* _What is asked_: Collect all lines from the listing that include the string "JSON".

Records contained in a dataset
----
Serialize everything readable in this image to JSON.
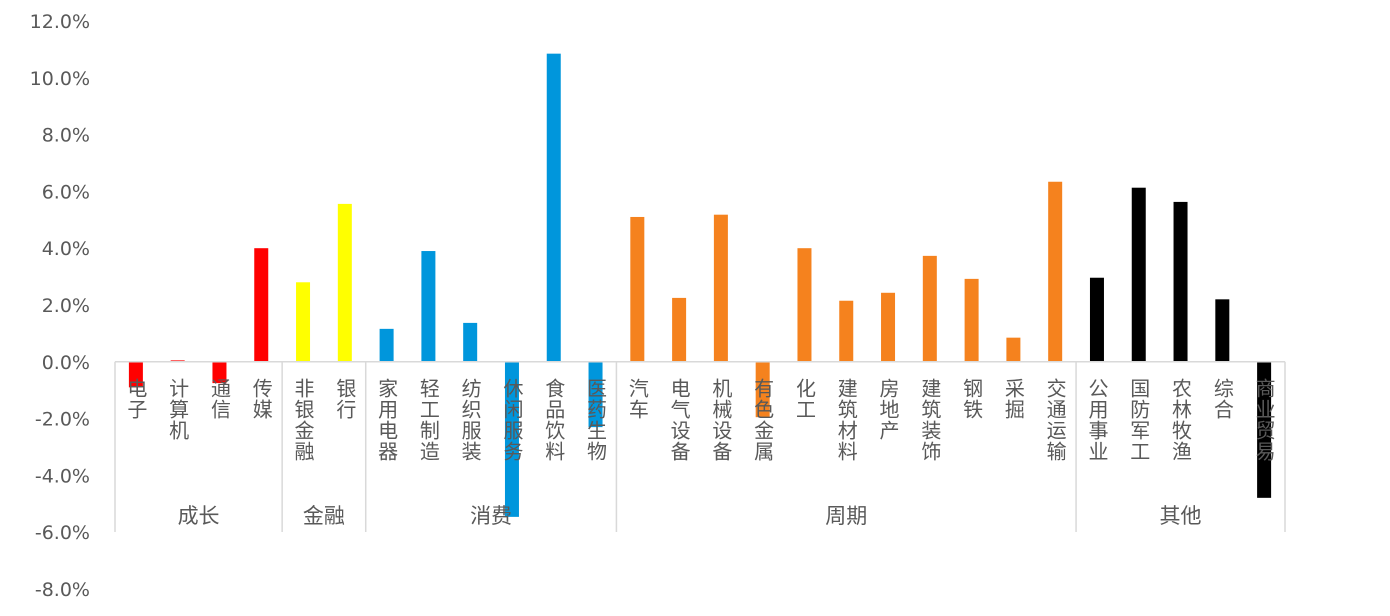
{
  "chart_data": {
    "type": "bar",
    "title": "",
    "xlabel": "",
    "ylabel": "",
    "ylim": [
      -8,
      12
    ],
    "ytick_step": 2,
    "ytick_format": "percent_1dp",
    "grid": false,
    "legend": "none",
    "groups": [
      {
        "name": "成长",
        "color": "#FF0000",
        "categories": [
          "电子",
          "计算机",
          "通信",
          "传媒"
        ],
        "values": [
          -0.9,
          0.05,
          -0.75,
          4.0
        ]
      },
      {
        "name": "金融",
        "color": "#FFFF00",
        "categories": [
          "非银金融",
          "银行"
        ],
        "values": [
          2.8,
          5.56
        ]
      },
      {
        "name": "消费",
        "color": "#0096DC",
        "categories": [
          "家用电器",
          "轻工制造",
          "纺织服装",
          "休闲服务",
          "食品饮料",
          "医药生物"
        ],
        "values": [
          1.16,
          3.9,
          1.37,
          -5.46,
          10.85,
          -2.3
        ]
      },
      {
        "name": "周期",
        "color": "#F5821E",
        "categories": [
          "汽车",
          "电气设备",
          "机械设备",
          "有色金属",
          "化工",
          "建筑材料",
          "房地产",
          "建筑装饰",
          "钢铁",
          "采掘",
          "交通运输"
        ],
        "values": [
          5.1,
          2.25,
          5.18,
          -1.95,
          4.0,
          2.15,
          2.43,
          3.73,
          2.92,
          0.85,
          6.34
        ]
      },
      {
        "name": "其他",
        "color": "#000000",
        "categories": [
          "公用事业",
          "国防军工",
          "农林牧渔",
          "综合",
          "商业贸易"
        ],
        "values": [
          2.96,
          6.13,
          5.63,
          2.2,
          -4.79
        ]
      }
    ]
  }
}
----
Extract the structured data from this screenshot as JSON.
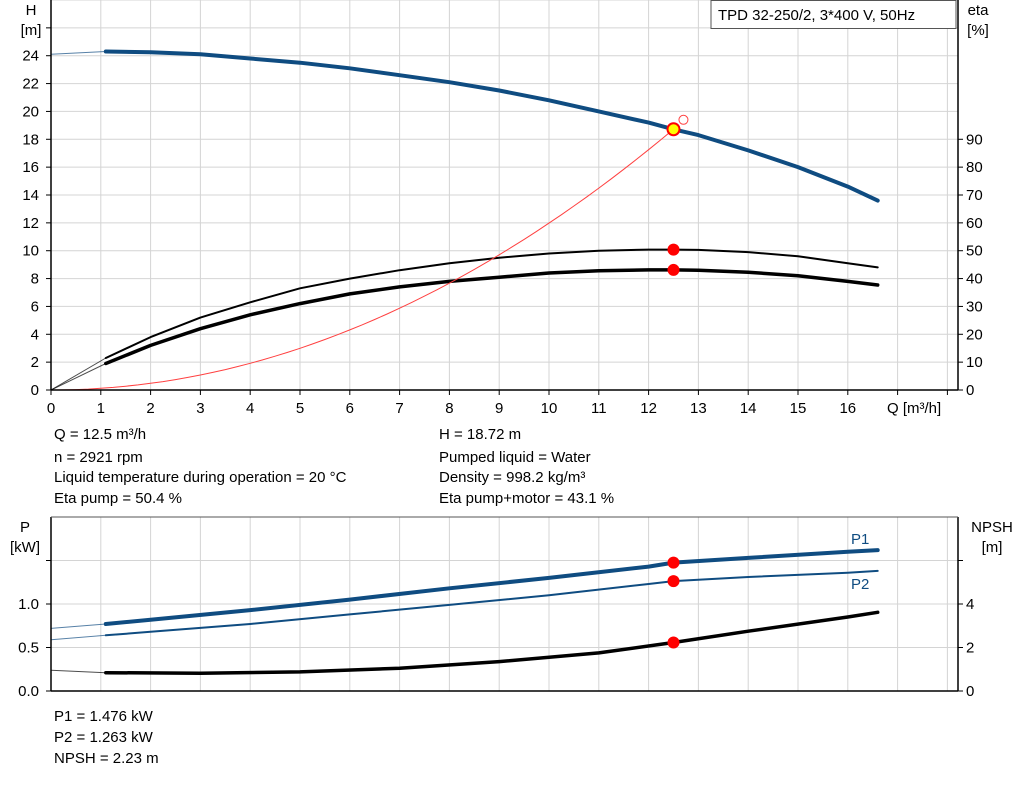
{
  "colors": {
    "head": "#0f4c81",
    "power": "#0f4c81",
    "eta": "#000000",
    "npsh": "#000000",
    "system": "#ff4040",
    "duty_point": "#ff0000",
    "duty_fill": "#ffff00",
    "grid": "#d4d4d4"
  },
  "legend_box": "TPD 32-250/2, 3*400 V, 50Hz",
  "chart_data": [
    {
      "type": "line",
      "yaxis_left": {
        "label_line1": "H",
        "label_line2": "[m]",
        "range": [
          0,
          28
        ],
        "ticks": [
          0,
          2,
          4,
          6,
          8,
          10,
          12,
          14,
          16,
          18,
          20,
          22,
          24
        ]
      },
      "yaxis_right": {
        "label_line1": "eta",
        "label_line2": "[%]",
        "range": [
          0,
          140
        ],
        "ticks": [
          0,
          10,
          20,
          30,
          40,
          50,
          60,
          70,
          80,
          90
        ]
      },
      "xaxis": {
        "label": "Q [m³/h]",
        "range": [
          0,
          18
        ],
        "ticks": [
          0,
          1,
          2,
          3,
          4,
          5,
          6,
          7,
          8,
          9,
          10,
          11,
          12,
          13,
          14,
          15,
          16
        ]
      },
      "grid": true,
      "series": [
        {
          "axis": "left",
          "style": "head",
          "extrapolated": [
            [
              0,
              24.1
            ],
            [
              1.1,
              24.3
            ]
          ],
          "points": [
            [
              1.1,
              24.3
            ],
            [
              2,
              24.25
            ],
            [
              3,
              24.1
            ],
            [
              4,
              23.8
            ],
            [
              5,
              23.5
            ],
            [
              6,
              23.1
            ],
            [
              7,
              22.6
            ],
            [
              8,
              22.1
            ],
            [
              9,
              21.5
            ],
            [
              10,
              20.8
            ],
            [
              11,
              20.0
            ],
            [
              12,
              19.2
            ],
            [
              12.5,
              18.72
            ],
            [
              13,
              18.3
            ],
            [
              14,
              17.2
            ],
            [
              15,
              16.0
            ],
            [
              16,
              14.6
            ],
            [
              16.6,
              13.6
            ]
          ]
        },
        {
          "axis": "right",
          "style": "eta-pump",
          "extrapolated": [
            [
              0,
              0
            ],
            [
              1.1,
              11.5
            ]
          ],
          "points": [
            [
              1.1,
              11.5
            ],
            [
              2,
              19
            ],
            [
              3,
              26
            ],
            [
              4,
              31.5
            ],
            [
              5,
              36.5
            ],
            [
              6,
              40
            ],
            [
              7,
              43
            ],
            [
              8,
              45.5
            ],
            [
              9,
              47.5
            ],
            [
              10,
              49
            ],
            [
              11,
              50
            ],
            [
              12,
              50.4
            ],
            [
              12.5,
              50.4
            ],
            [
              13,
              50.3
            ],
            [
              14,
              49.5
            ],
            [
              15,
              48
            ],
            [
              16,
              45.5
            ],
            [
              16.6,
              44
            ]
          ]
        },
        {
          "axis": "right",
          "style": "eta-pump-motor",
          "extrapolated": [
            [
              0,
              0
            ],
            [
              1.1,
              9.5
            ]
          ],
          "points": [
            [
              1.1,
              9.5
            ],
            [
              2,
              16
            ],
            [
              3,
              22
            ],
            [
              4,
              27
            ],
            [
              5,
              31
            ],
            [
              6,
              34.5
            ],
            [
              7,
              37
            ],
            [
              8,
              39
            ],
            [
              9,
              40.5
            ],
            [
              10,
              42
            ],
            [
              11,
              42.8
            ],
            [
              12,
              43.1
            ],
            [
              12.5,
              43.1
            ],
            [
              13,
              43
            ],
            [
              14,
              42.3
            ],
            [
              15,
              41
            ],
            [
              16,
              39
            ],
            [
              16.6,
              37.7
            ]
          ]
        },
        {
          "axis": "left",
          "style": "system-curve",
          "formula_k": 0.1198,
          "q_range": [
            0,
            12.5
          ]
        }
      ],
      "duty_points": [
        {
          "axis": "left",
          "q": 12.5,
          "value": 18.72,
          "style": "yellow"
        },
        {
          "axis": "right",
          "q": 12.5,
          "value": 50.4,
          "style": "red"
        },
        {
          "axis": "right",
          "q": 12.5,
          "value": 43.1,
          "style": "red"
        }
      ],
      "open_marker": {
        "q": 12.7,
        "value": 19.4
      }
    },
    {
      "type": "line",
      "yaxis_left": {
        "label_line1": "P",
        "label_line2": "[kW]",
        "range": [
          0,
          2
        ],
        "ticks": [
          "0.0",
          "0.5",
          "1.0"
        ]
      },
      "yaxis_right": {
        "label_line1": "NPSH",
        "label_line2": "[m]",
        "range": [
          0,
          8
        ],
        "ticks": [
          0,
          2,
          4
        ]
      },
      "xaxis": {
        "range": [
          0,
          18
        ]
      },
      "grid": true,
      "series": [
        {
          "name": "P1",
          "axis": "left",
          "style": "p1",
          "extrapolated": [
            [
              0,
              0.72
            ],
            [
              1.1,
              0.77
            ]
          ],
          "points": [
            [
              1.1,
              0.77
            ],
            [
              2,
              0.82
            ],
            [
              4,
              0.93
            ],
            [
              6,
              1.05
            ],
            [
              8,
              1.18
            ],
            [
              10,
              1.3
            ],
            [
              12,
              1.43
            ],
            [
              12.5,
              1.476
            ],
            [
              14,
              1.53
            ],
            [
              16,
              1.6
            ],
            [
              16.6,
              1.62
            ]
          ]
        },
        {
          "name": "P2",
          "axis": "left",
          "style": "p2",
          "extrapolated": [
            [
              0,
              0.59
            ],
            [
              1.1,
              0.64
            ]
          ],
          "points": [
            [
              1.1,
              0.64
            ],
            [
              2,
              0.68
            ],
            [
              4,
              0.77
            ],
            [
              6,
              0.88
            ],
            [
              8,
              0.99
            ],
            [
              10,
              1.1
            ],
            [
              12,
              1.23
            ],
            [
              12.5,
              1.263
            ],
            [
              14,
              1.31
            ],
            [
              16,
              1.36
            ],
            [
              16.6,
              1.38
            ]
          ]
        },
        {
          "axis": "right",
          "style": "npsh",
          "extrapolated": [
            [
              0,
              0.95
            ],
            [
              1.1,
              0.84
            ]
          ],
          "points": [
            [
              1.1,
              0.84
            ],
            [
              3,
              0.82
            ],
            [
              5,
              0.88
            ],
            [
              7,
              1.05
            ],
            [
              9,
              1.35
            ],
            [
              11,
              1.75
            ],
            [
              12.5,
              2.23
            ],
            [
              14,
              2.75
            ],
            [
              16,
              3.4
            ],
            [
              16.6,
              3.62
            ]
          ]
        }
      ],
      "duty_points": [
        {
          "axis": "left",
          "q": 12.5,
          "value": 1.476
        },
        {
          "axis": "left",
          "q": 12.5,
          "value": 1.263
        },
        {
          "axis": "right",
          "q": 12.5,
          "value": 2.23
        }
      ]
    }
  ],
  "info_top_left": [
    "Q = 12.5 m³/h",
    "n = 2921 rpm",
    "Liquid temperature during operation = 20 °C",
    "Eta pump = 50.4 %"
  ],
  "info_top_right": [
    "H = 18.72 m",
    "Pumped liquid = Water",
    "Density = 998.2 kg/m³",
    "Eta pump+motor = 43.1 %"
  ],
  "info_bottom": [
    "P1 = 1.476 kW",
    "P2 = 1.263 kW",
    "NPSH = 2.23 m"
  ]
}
----
* _Answer_:
Serialize everything readable in this image to JSON.
Extract the structured data from this screenshot as JSON.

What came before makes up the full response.